Repeat the records below exactly as they appear.

* Start Task data *

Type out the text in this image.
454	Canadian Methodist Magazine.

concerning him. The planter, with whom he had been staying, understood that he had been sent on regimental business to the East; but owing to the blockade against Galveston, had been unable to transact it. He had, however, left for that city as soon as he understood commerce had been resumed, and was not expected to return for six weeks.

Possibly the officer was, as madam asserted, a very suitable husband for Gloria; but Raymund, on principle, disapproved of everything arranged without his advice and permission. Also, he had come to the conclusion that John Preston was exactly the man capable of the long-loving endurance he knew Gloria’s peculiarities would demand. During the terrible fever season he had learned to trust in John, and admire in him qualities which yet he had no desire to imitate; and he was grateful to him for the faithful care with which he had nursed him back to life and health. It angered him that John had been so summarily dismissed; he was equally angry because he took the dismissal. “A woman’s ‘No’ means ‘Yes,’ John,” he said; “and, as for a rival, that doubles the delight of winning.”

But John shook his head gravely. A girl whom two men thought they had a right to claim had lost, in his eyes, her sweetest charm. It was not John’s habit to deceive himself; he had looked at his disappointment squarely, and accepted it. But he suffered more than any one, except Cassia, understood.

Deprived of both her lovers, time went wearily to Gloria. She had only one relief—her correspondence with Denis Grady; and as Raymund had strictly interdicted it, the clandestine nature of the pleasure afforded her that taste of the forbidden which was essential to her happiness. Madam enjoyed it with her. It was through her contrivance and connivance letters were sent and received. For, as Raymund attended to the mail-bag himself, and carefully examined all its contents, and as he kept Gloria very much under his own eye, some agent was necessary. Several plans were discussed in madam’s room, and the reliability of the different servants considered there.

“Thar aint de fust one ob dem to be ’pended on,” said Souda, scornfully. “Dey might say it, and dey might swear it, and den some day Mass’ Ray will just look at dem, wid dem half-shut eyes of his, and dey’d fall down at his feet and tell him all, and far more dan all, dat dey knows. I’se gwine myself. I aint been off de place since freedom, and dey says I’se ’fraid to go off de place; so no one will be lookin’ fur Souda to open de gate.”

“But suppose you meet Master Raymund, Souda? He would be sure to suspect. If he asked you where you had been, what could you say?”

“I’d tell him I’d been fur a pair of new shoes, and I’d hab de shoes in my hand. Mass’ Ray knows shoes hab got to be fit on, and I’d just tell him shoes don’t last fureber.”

* End Task data *

__Written answer__
Type out the text in this image.
454	Canadian Methodist Magazine.

concerning him. The planter, with whom he had been staying, understood that he had been sent on regimental business to the East; but owing to the blockade against Galveston, had been unable to transact it. He had, however, left for that city as soon as he understood commerce had been resumed, and was not expected to return for six weeks.

Possibly the officer was, as madam asserted, a very suitable husband for Gloria; but Raymund, on principle, disapproved of everything arranged without his advice and permission. Also, he had come to the conclusion that John Preston was exactly the man capable of the long-loving endurance he knew Gloria’s peculiarities would demand. During the terrible fever season he had learned to trust in John, and admire in him qualities which yet he had no desire to imitate; and he was grateful to him for the faithful care with which he had nursed him back to life and health. It angered him that John had been so summarily dismissed; he was equally angry because he took the dismissal. “A woman’s ‘No’ means ‘Yes,’ John,” he said; “and, as for a rival, that doubles the delight of winning.”

But John shook his head gravely. A girl whom two men thought they had a right to claim had lost, in his eyes, her sweetest charm. It was not John’s habit to deceive himself; he had looked at his disappointment squarely, and accepted it. But he suffered more than any one, except Cassia, understood.

Deprived of both her lovers, time went wearily to Gloria. She had only one relief—her correspondence with Denis Grady; and as Raymund had strictly interdicted it, the clandestine nature of the pleasure afforded her that taste of the forbidden which was essential to her happiness. Madam enjoyed it with her. It was through her contrivance and connivance letters were sent and received. For, as Raymund attended to the mail-bag himself, and carefully examined all its contents, and as he kept Gloria very much under his own eye, some agent was necessary. Several plans were discussed in madam’s room, and the reliability of the different servants considered there.

“Thar aint de fust one ob dem to be ’pended on,” said Souda, scornfully. “Dey might say it, and dey might swear it, and den some day Mass’ Ray will just look at dem, wid dem half-shut eyes of his, and dey’d fall down at his feet and tell him all, and far more dan all, dat dey knows. I’se gwine myself. I aint been off de place since freedom, and dey says I’se ’fraid to go off de place; so no one will be lookin’ fur Souda to open de gate.”

“But suppose you meet Master Raymund, Souda? He would be sure to suspect. If he asked you where you had been, what could you say?”

“I’d tell him I’d been fur a pair of new shoes, and I’d hab de shoes in my hand. Mass’ Ray knows shoes hab got to be fit on, and I’d just tell him shoes don’t last fureber.”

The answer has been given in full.